───── ENTRIES ─────

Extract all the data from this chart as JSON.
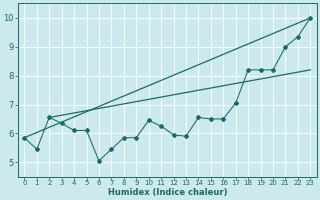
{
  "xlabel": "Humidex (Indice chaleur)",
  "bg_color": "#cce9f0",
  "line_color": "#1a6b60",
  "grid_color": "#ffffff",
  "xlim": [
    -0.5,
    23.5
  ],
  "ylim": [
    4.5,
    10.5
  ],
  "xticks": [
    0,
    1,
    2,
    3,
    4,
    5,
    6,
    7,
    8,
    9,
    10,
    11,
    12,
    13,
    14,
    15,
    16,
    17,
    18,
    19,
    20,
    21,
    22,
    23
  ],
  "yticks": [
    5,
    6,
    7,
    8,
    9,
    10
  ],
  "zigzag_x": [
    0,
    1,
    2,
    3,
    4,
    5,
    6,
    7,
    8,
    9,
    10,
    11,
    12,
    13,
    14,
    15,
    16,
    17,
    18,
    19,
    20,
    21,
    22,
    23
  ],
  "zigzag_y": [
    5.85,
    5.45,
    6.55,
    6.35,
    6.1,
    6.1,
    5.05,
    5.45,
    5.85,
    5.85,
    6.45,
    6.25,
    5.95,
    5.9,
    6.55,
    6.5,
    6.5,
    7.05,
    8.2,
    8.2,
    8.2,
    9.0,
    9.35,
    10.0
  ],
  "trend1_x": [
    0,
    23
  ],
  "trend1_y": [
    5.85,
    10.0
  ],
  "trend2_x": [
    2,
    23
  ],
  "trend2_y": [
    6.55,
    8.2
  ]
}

─────

* [STATED TASK]: All of the records above must be copied exactly, except for the pictures.

* [SOLUTION TO THE EXERCISE]:
Extract all the data from this chart as JSON.
{
  "xlabel": "Humidex (Indice chaleur)",
  "bg_color": "#cce9f0",
  "line_color": "#1a6b60",
  "grid_color": "#ffffff",
  "xlim": [
    -0.5,
    23.5
  ],
  "ylim": [
    4.5,
    10.5
  ],
  "xticks": [
    0,
    1,
    2,
    3,
    4,
    5,
    6,
    7,
    8,
    9,
    10,
    11,
    12,
    13,
    14,
    15,
    16,
    17,
    18,
    19,
    20,
    21,
    22,
    23
  ],
  "yticks": [
    5,
    6,
    7,
    8,
    9,
    10
  ],
  "zigzag_x": [
    0,
    1,
    2,
    3,
    4,
    5,
    6,
    7,
    8,
    9,
    10,
    11,
    12,
    13,
    14,
    15,
    16,
    17,
    18,
    19,
    20,
    21,
    22,
    23
  ],
  "zigzag_y": [
    5.85,
    5.45,
    6.55,
    6.35,
    6.1,
    6.1,
    5.05,
    5.45,
    5.85,
    5.85,
    6.45,
    6.25,
    5.95,
    5.9,
    6.55,
    6.5,
    6.5,
    7.05,
    8.2,
    8.2,
    8.2,
    9.0,
    9.35,
    10.0
  ],
  "trend1_x": [
    0,
    23
  ],
  "trend1_y": [
    5.85,
    10.0
  ],
  "trend2_x": [
    2,
    23
  ],
  "trend2_y": [
    6.55,
    8.2
  ]
}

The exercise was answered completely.